#### [STORED RECORDS]
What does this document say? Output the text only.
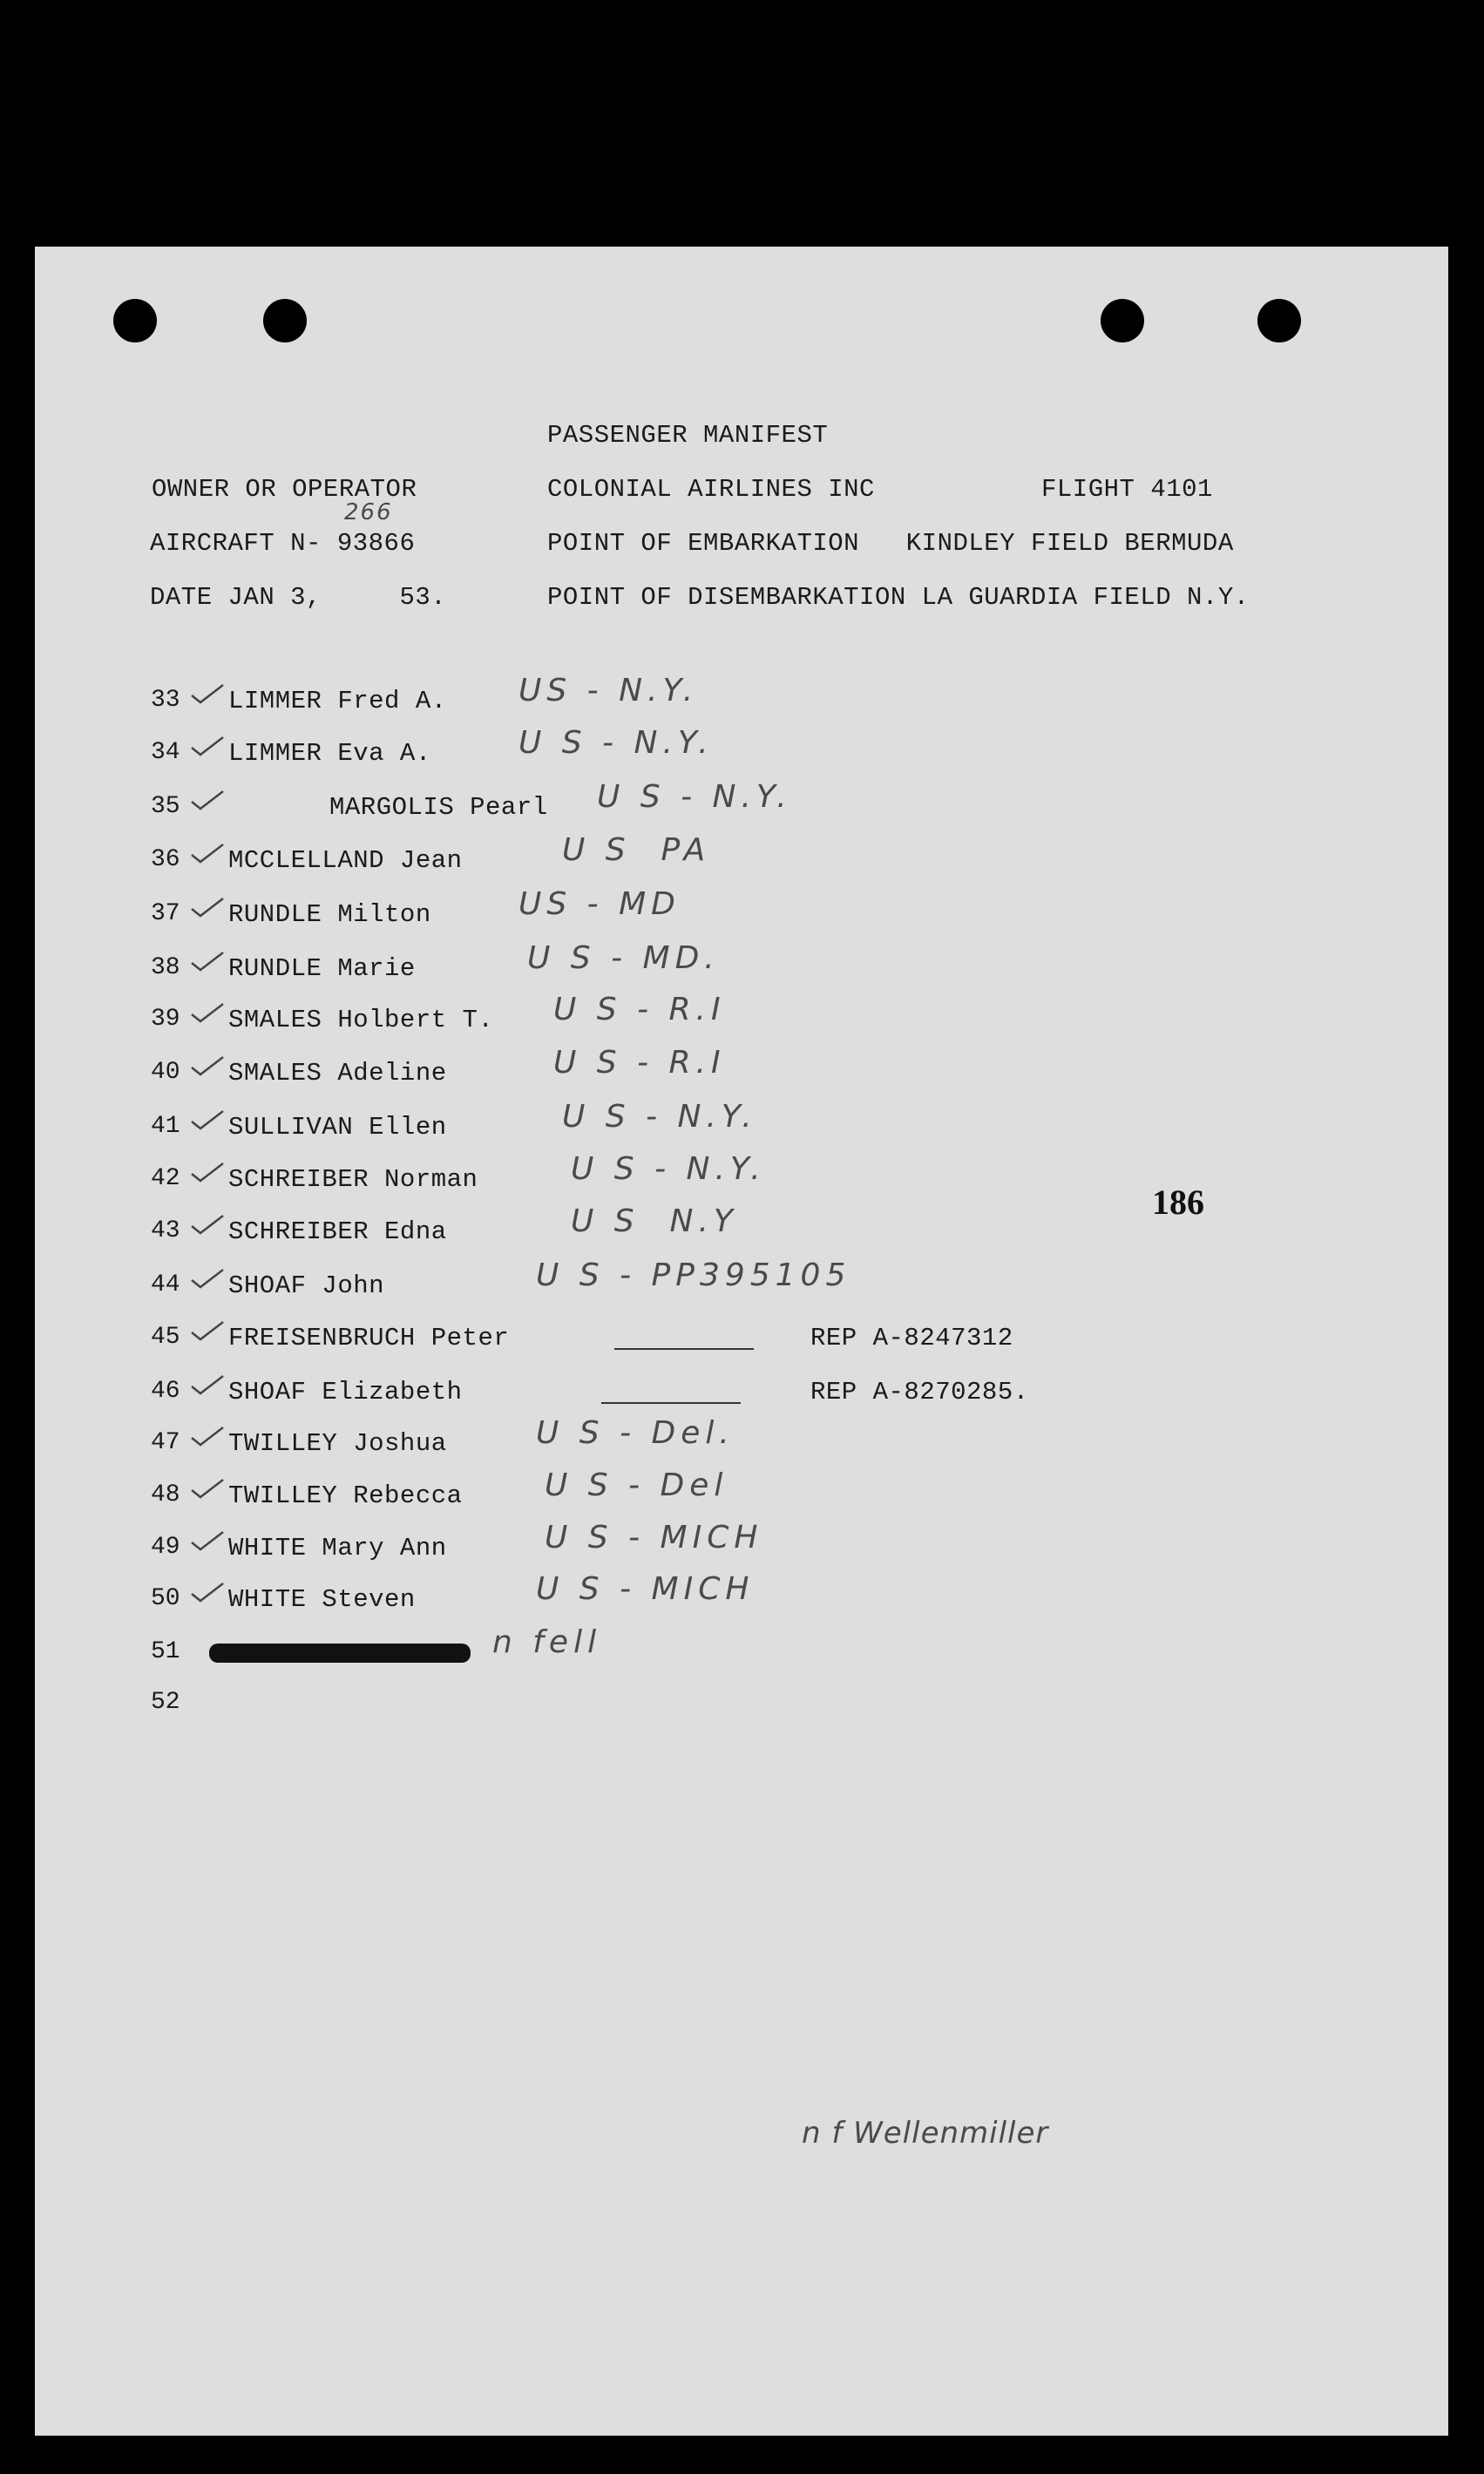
PASSENGER MANIFEST
OWNER OR OPERATOR	COLONIAL AIRLINES INC	FLIGHT 4101
AIRCRAFT N- 93866
266
POINT OF EMBARKATION   KINDLEY FIELD BERMUDA
DATE JAN 3,     53.	POINT OF DISEMBARKATION LA GUARDIA FIELD N.Y.
186
33 LIMMER Fred A. US - N.Y.
34 LIMMER Eva A.	U S - N.Y.
35	MARGOLIS Pearl U S - N.Y.
36 MCCLELLAND Jean	U S  PA
37 RUNDLE Milton	US - MD
38 RUNDLE Marie	U S - MD.
39 SMALES Holbert T. U S - R.I
40 SMALES Adeline	U S - R.I
41 SULLIVAN Ellen	U S - N.Y.
42 SCHREIBER Norman	U S - N.Y.
43 SCHREIBER Edna	U S  N.Y
44 SHOAF John	U S - PP395105
45 FREISENBRUCH Peter	REP A-8247312
46 SHOAF Elizabeth	REP A-8270285.
47 TWILLEY Joshua	U S - Del.
48 TWILLEY Rebecca	U S - Del
49 WHITE Mary Ann	U S - MICH
50 WHITE Steven	U S - MICH
51	n fell
52
n f Wellenmiller
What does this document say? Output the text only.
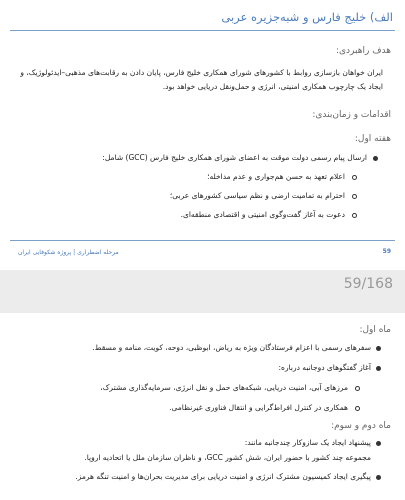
الف) خلیج فارس و شبه‌جزیره عربی
هدف راهبردی:
ایران خواهان بازسازی روابط با کشورهای شورای همکاری خلیج فارس، پایان دادن به رقابت‌های مذهبی–ایدئولوژیک، و
ایجاد یک چارچوب همکاری امنیتی، انرژی و حمل‌ونقل دریایی خواهد بود.
اقدامات و زمان‌بندی:
هفته اول:
ارسال پیام رسمی دولت موقت به اعضای شورای همکاری خلیج فارس (GCC) شامل:
اعلام تعهد به حسن هم‌جواری و عدم مداخله؛
احترام به تمامیت ارضی و نظم سیاسی کشورهای عربی؛
دعوت به آغاز گفت‌وگوی امنیتی و اقتصادی منطقه‌ای.
مرحله اضطراری | پروژه شکوفایی ایران	59
59/168
ماه اول:
سفرهای رسمی با اعزام فرستادگان ویژه به ریاض، ابوظبی، دوحه، کویت، منامه و مسقط.
آغاز گفتگوهای دوجانبه درباره:
مرزهای آبی، امنیت دریایی، شبکه‌های حمل و نقل انرژی، سرمایه‌گذاری مشترک،
همکاری در کنترل افراط‌گرایی و انتقال فناوری غیرنظامی.
ماه دوم و سوم:
پیشنهاد ایجاد یک سازوکار چندجانبه مانند:
مجموعه چند کشور با حضور ایران، شش کشور GCC، و ناظران سازمان ملل یا اتحادیه اروپا.
پیگیری ایجاد کمیسیون مشترک انرژی و امنیت دریایی برای مدیریت بحران‌ها و امنیت تنگه هرمز.
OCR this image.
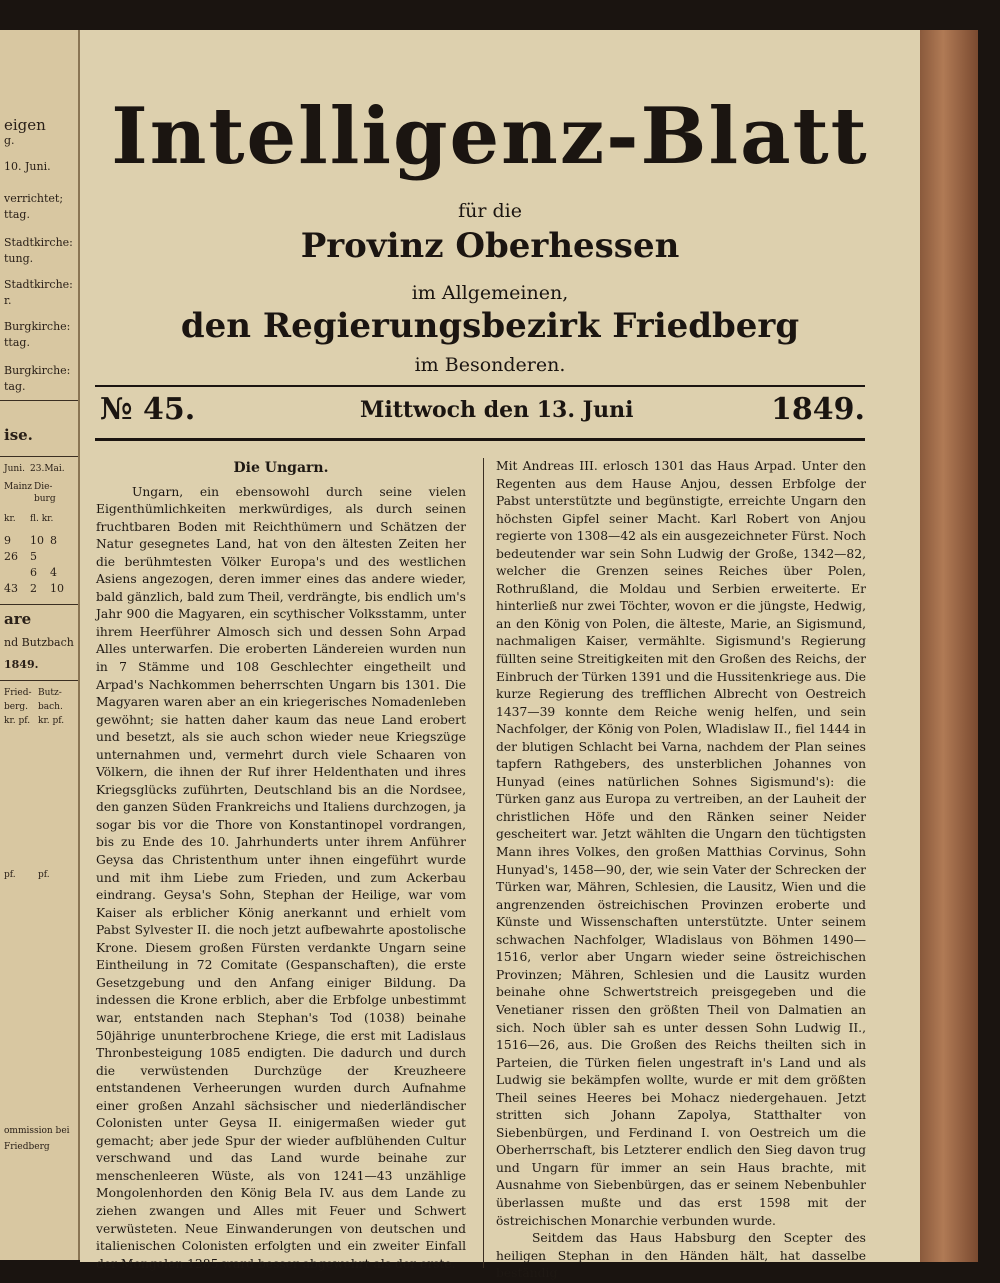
eigen
g.
10. Juni.
verrichtet;
ttag.
Stadtkirche:
tung.
Stadtkirche:
r.
Burgkirche:
ttag.
Burgkirche:
tag.
ise.
Juni. 23.Mai.
Mainz Die-
burg
kr. fl. kr.
9 10 8
5
26
6 4
43 2 10
are
nd Butzbach
1849.
Fried- Butz-
berg. bach.
kr. pf. kr. pf.
pf. pf.
ommission bei
Friedberg
Intelligenz-Blatt
für die
Provinz Oberhessen
im Allgemeinen,
den Regierungsbezirk Friedberg
im Besonderen.
№ 45.	Mittwoch den 13. Juni	1849.
Die Ungarn.

Ungarn, ein ebensowohl durch seine vielen Eigenthümlichkeiten merkwürdiges, als durch seinen fruchtbaren Boden mit Reichthümern und Schätzen der Natur gesegnetes Land, hat von den ältesten Zeiten her die berühmtesten Völker Europa's und des westlichen Asiens angezogen, deren immer eines das andere wieder, bald gänzlich, bald zum Theil, verdrängte, bis endlich um's Jahr 900 die Magyaren, ein scythischer Volksstamm, unter ihrem Heerführer Almosch sich und dessen Sohn Arpad Alles unterwarfen. Die eroberten Ländereien wurden nun in 7 Stämme und 108 Geschlechter eingetheilt und Arpad's Nachkommen beherrschten Ungarn bis 1301. Die Magyaren waren aber an ein kriegerisches Nomadenleben gewöhnt; sie hatten daher kaum das neue Land erobert und besetzt, als sie auch schon wieder neue Kriegszüge unternahmen und, vermehrt durch viele Schaaren von Völkern, die ihnen der Ruf ihrer Heldenthaten und ihres Kriegsglücks zuführten, Deutschland bis an die Nordsee, den ganzen Süden Frankreichs und Italiens durchzogen, ja sogar bis vor die Thore von Konstantinopel vordrangen, bis zu Ende des 10. Jahrhunderts unter ihrem Anführer Geysa das Christenthum unter ihnen eingeführt wurde und mit ihm Liebe zum Frieden, und zum Ackerbau eindrang. Geysa's Sohn, Stephan der Heilige, war vom Kaiser als erblicher König anerkannt und erhielt vom Pabst Sylvester II. die noch jetzt aufbewahrte apostolische Krone. Diesem großen Fürsten verdankte Ungarn seine Eintheilung in 72 Comitate (Gespanschaften), die erste Gesetzgebung und den Anfang einiger Bildung. Da indessen die Krone erblich, aber die Erbfolge unbestimmt war, entstanden nach Stephan's Tod (1038) beinahe 50jährige ununterbrochene Kriege, die erst mit Ladislaus Thronbesteigung 1085 endigten. Die dadurch und durch die verwüstenden Durchzüge der Kreuzheere entstandenen Verheerungen wurden durch Aufnahme einer großen Anzahl sächsischer und niederländischer Colonisten unter Geysa II. einigermaßen wieder gut gemacht; aber jede Spur der wieder aufblühenden Cultur verschwand und das Land wurde beinahe zur menschenleeren Wüste, als von 1241—43 unzählige Mongolenhorden den König Bela IV. aus dem Lande zu ziehen zwangen und Alles mit Feuer und Schwert verwüsteten. Neue Einwanderungen von deutschen und italienischen Colonisten erfolgten und ein zweiter Einfall der Mongolen 1285 ward besser abgewehrt als der erste.

Mit Andreas III. erlosch 1301 das Haus Arpad. Unter den Regenten aus dem Hause Anjou, dessen Erbfolge der Pabst unterstützte und begünstigte, erreichte Ungarn den höchsten Gipfel seiner Macht. Karl Robert von Anjou regierte von 1308—42 als ein ausgezeichneter Fürst. Noch bedeutender war sein Sohn Ludwig der Große, 1342—82, welcher die Grenzen seines Reiches über Polen, Rothrußland, die Moldau und Serbien erweiterte. Er hinterließ nur zwei Töchter, wovon er die jüngste, Hedwig, an den König von Polen, die älteste, Marie, an Sigismund, nachmaligen Kaiser, vermählte. Sigismund's Regierung füllten seine Streitigkeiten mit den Großen des Reichs, der Einbruch der Türken 1391 und die Hussitenkriege aus. Die kurze Regierung des trefflichen Albrecht von Oestreich 1437—39 konnte dem Reiche wenig helfen, und sein Nachfolger, der König von Polen, Wladislaw II., fiel 1444 in der blutigen Schlacht bei Varna, nachdem der Plan seines tapfern Rathgebers, des unsterblichen Johannes von Hunyad (eines natürlichen Sohnes Sigismund's): die Türken ganz aus Europa zu vertreiben, an der Lauheit der christlichen Höfe und den Ränken seiner Neider gescheitert war. Jetzt wählten die Ungarn den tüchtigsten Mann ihres Volkes, den großen Matthias Corvinus, Sohn Hunyad's, 1458—90, der, wie sein Vater der Schrecken der Türken war, Mähren, Schlesien, die Lausitz, Wien und die angrenzenden östreichischen Provinzen eroberte und Künste und Wissenschaften unterstützte. Unter seinem schwachen Nachfolger, Wladislaus von Böhmen 1490—1516, verlor aber Ungarn wieder seine östreichischen Provinzen; Mähren, Schlesien und die Lausitz wurden beinahe ohne Schwertstreich preisgegeben und die Venetianer rissen den größten Theil von Dalmatien an sich. Noch übler sah es unter dessen Sohn Ludwig II., 1516—26, aus. Die Großen des Reichs theilten sich in Parteien, die Türken fielen ungestraft in's Land und als Ludwig sie bekämpfen wollte, wurde er mit dem größten Theil seines Heeres bei Mohacz niedergehauen. Jetzt stritten sich Johann Zapolya, Statthalter von Siebenbürgen, und Ferdinand I. von Oestreich um die Oberherrschaft, bis Letzterer endlich den Sieg davon trug und Ungarn für immer an sein Haus brachte, mit Ausnahme von Siebenbürgen, das er seinem Nebenbuhler überlassen mußte und das erst 1598 mit der östreichischen Monarchie verbunden wurde.

Seitdem das Haus Habsburg den Scepter des heiligen Stephan in den Händen hält, hat dasselbe beständig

#### [WHAT YOU SHOULD DO]
Write out every line of the entries that holds the word "انرژی".

#### [REPLY TO THE TASK]
ایجاد یک چارچوب همکاری امنیتی، انرژی و حمل‌ونقل دریایی خواهد بود.
مرزهای آبی، امنیت دریایی، شبکه‌های حمل و نقل انرژی، سرمایه‌گذاری مشترک،
پیگیری ایجاد کمیسیون مشترک انرژی و امنیت دریایی برای مدیریت بحران‌ها و امنیت تنگه هرمز.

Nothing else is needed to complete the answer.